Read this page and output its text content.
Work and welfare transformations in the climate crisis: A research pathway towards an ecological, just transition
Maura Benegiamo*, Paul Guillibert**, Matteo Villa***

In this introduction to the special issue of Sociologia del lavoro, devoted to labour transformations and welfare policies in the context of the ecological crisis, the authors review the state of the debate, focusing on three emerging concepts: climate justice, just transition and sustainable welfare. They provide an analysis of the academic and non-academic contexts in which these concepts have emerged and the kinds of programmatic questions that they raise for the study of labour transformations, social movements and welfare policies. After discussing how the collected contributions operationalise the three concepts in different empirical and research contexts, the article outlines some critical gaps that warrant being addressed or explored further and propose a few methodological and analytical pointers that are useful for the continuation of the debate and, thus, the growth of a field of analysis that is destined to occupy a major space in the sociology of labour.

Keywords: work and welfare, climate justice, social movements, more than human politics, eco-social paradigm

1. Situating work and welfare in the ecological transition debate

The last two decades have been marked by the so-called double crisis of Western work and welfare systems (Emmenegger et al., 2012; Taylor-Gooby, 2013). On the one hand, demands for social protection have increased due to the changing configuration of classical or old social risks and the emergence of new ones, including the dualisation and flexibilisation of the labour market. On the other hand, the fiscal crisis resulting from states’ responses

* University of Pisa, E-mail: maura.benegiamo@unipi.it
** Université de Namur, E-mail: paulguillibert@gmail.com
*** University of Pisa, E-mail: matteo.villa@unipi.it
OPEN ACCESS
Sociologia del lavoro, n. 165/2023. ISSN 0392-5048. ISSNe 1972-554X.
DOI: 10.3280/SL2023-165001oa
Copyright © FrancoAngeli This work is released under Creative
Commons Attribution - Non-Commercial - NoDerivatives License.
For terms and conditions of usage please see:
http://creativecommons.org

====

* **What is expected**
Give back all the records exactly as they stand.

* **Answer for the task**
Read this page and output its text content.
Work and welfare transformations in the climate crisis: A research pathway towards an ecological, just transition
Maura Benegiamo*, Paul Guillibert**, Matteo Villa***

In this introduction to the special issue of Sociologia del lavoro, devoted to labour transformations and welfare policies in the context of the ecological crisis, the authors review the state of the debate, focusing on three emerging concepts: climate justice, just transition and sustainable welfare. They provide an analysis of the academic and non-academic contexts in which these concepts have emerged and the kinds of programmatic questions that they raise for the study of labour transformations, social movements and welfare policies. After discussing how the collected contributions operationalise the three concepts in different empirical and research contexts, the article outlines some critical gaps that warrant being addressed or explored further and propose a few methodological and analytical pointers that are useful for the continuation of the debate and, thus, the growth of a field of analysis that is destined to occupy a major space in the sociology of labour.

Keywords: work and welfare, climate justice, social movements, more than human politics, eco-social paradigm

1. Situating work and welfare in the ecological transition debate

The last two decades have been marked by the so-called double crisis of Western work and welfare systems (Emmenegger et al., 2012; Taylor-Gooby, 2013). On the one hand, demands for social protection have increased due to the changing configuration of classical or old social risks and the emergence of new ones, including the dualisation and flexibilisation of the labour market. On the other hand, the fiscal crisis resulting from states’ responses

* University of Pisa, E-mail: maura.benegiamo@unipi.it
** Université de Namur, E-mail: paulguillibert@gmail.com
*** University of Pisa, E-mail: matteo.villa@unipi.it
OPEN ACCESS
Sociologia del lavoro, n. 165/2023. ISSN 0392-5048. ISSNe 1972-554X.
DOI: 10.3280/SL2023-165001oa
Copyright © FrancoAngeli This work is released under Creative
Commons Attribution - Non-Commercial - NoDerivatives License.
For terms and conditions of usage please see:
http://creativecommons.org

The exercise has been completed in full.